*Listing*.
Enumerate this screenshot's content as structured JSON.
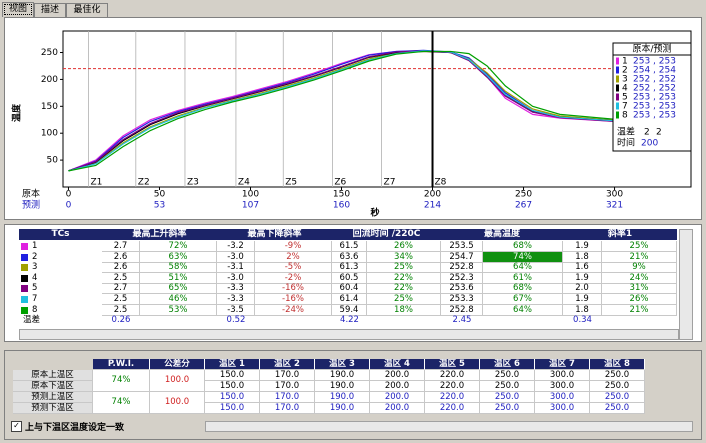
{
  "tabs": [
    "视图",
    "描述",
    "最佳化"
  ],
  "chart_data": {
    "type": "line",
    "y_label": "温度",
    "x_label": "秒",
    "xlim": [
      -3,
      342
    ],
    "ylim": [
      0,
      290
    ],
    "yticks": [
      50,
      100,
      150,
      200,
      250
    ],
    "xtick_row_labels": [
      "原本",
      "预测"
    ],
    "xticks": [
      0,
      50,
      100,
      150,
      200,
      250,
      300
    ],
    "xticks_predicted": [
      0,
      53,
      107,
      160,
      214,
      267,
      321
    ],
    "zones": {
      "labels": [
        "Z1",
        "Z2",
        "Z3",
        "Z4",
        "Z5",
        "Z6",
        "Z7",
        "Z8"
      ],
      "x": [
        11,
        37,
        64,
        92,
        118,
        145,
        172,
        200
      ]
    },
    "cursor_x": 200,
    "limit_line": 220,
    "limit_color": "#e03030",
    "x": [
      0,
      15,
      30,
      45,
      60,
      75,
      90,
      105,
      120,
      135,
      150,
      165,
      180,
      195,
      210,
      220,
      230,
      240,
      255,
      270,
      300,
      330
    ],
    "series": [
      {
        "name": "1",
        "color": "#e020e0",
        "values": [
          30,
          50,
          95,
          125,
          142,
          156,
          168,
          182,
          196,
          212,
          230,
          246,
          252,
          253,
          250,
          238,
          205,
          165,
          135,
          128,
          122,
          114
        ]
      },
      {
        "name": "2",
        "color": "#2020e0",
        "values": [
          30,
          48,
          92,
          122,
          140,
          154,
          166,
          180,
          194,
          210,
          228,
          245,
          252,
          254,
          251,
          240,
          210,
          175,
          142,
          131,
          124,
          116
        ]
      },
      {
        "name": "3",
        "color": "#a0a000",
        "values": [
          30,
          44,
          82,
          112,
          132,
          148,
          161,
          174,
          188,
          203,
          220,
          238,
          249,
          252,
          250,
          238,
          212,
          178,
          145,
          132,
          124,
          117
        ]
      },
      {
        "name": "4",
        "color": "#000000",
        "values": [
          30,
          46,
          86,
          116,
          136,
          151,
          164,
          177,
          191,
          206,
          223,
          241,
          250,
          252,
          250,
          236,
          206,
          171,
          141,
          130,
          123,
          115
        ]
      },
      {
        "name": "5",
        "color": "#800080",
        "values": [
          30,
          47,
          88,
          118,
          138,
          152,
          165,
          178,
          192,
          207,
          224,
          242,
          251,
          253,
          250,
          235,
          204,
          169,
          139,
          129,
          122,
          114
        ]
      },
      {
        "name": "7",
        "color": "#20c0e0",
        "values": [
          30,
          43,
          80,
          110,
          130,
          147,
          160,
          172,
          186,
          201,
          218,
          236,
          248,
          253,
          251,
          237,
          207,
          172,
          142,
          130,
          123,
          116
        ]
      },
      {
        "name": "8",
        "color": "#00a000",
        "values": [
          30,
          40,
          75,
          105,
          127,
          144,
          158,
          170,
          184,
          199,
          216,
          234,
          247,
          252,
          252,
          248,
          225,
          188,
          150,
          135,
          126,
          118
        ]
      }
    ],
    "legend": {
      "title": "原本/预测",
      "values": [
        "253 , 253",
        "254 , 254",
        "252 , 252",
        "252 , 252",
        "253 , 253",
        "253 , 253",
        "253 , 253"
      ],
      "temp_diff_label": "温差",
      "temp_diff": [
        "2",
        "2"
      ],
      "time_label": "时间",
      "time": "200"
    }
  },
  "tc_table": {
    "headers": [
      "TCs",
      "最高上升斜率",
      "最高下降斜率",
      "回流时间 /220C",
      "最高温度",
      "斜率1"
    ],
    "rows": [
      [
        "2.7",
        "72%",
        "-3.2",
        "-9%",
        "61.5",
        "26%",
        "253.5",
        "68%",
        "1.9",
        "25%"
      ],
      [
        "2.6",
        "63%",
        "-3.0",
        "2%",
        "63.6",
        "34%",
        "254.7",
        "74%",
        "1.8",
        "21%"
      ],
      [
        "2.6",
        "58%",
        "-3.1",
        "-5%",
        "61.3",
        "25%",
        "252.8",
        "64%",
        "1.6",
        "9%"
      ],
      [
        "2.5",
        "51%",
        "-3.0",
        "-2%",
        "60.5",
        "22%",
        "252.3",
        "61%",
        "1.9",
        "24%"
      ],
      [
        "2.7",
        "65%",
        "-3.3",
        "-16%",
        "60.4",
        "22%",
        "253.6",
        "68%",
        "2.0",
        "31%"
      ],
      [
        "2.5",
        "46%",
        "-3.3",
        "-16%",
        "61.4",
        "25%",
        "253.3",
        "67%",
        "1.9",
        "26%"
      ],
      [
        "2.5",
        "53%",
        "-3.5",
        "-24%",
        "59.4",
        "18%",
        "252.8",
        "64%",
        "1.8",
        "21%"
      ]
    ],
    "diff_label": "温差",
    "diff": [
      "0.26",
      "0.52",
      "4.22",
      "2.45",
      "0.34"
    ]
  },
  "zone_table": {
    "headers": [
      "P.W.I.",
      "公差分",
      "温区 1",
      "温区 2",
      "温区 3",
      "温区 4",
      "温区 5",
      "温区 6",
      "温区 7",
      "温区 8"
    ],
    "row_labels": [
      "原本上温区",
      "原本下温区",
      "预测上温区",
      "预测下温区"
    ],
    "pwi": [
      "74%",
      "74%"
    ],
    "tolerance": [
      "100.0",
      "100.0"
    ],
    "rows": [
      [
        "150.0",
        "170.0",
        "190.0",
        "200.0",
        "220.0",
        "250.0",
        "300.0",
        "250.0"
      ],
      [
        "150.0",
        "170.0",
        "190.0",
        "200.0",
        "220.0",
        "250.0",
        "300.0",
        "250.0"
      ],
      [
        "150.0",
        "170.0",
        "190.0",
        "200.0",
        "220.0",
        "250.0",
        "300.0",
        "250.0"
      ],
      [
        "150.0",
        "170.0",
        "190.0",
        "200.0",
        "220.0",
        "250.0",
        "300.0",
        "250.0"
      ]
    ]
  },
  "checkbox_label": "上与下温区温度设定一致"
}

*Task objective*. Without the pictures, reproduce every line of the records above exactly.

*Exercise solution*.
Enumerate this screenshot's content as structured JSON.
{
  "tabs": [
    "视图",
    "描述",
    "最佳化"
  ],
  "chart_data": {
    "type": "line",
    "y_label": "温度",
    "x_label": "秒",
    "xlim": [
      -3,
      342
    ],
    "ylim": [
      0,
      290
    ],
    "yticks": [
      50,
      100,
      150,
      200,
      250
    ],
    "xtick_row_labels": [
      "原本",
      "预测"
    ],
    "xticks": [
      0,
      50,
      100,
      150,
      200,
      250,
      300
    ],
    "xticks_predicted": [
      0,
      53,
      107,
      160,
      214,
      267,
      321
    ],
    "zones": {
      "labels": [
        "Z1",
        "Z2",
        "Z3",
        "Z4",
        "Z5",
        "Z6",
        "Z7",
        "Z8"
      ],
      "x": [
        11,
        37,
        64,
        92,
        118,
        145,
        172,
        200
      ]
    },
    "cursor_x": 200,
    "limit_line": 220,
    "limit_color": "#e03030",
    "x": [
      0,
      15,
      30,
      45,
      60,
      75,
      90,
      105,
      120,
      135,
      150,
      165,
      180,
      195,
      210,
      220,
      230,
      240,
      255,
      270,
      300,
      330
    ],
    "series": [
      {
        "name": "1",
        "color": "#e020e0",
        "values": [
          30,
          50,
          95,
          125,
          142,
          156,
          168,
          182,
          196,
          212,
          230,
          246,
          252,
          253,
          250,
          238,
          205,
          165,
          135,
          128,
          122,
          114
        ]
      },
      {
        "name": "2",
        "color": "#2020e0",
        "values": [
          30,
          48,
          92,
          122,
          140,
          154,
          166,
          180,
          194,
          210,
          228,
          245,
          252,
          254,
          251,
          240,
          210,
          175,
          142,
          131,
          124,
          116
        ]
      },
      {
        "name": "3",
        "color": "#a0a000",
        "values": [
          30,
          44,
          82,
          112,
          132,
          148,
          161,
          174,
          188,
          203,
          220,
          238,
          249,
          252,
          250,
          238,
          212,
          178,
          145,
          132,
          124,
          117
        ]
      },
      {
        "name": "4",
        "color": "#000000",
        "values": [
          30,
          46,
          86,
          116,
          136,
          151,
          164,
          177,
          191,
          206,
          223,
          241,
          250,
          252,
          250,
          236,
          206,
          171,
          141,
          130,
          123,
          115
        ]
      },
      {
        "name": "5",
        "color": "#800080",
        "values": [
          30,
          47,
          88,
          118,
          138,
          152,
          165,
          178,
          192,
          207,
          224,
          242,
          251,
          253,
          250,
          235,
          204,
          169,
          139,
          129,
          122,
          114
        ]
      },
      {
        "name": "7",
        "color": "#20c0e0",
        "values": [
          30,
          43,
          80,
          110,
          130,
          147,
          160,
          172,
          186,
          201,
          218,
          236,
          248,
          253,
          251,
          237,
          207,
          172,
          142,
          130,
          123,
          116
        ]
      },
      {
        "name": "8",
        "color": "#00a000",
        "values": [
          30,
          40,
          75,
          105,
          127,
          144,
          158,
          170,
          184,
          199,
          216,
          234,
          247,
          252,
          252,
          248,
          225,
          188,
          150,
          135,
          126,
          118
        ]
      }
    ],
    "legend": {
      "title": "原本/预测",
      "values": [
        "253 , 253",
        "254 , 254",
        "252 , 252",
        "252 , 252",
        "253 , 253",
        "253 , 253",
        "253 , 253"
      ],
      "temp_diff_label": "温差",
      "temp_diff": [
        "2",
        "2"
      ],
      "time_label": "时间",
      "time": "200"
    }
  },
  "tc_table": {
    "headers": [
      "TCs",
      "最高上升斜率",
      "最高下降斜率",
      "回流时间 /220C",
      "最高温度",
      "斜率1"
    ],
    "rows": [
      [
        "2.7",
        "72%",
        "-3.2",
        "-9%",
        "61.5",
        "26%",
        "253.5",
        "68%",
        "1.9",
        "25%"
      ],
      [
        "2.6",
        "63%",
        "-3.0",
        "2%",
        "63.6",
        "34%",
        "254.7",
        "74%",
        "1.8",
        "21%"
      ],
      [
        "2.6",
        "58%",
        "-3.1",
        "-5%",
        "61.3",
        "25%",
        "252.8",
        "64%",
        "1.6",
        "9%"
      ],
      [
        "2.5",
        "51%",
        "-3.0",
        "-2%",
        "60.5",
        "22%",
        "252.3",
        "61%",
        "1.9",
        "24%"
      ],
      [
        "2.7",
        "65%",
        "-3.3",
        "-16%",
        "60.4",
        "22%",
        "253.6",
        "68%",
        "2.0",
        "31%"
      ],
      [
        "2.5",
        "46%",
        "-3.3",
        "-16%",
        "61.4",
        "25%",
        "253.3",
        "67%",
        "1.9",
        "26%"
      ],
      [
        "2.5",
        "53%",
        "-3.5",
        "-24%",
        "59.4",
        "18%",
        "252.8",
        "64%",
        "1.8",
        "21%"
      ]
    ],
    "diff_label": "温差",
    "diff": [
      "0.26",
      "0.52",
      "4.22",
      "2.45",
      "0.34"
    ]
  },
  "zone_table": {
    "headers": [
      "P.W.I.",
      "公差分",
      "温区 1",
      "温区 2",
      "温区 3",
      "温区 4",
      "温区 5",
      "温区 6",
      "温区 7",
      "温区 8"
    ],
    "row_labels": [
      "原本上温区",
      "原本下温区",
      "预测上温区",
      "预测下温区"
    ],
    "pwi": [
      "74%",
      "74%"
    ],
    "tolerance": [
      "100.0",
      "100.0"
    ],
    "rows": [
      [
        "150.0",
        "170.0",
        "190.0",
        "200.0",
        "220.0",
        "250.0",
        "300.0",
        "250.0"
      ],
      [
        "150.0",
        "170.0",
        "190.0",
        "200.0",
        "220.0",
        "250.0",
        "300.0",
        "250.0"
      ],
      [
        "150.0",
        "170.0",
        "190.0",
        "200.0",
        "220.0",
        "250.0",
        "300.0",
        "250.0"
      ],
      [
        "150.0",
        "170.0",
        "190.0",
        "200.0",
        "220.0",
        "250.0",
        "300.0",
        "250.0"
      ]
    ]
  },
  "checkbox_label": "上与下温区温度设定一致"
}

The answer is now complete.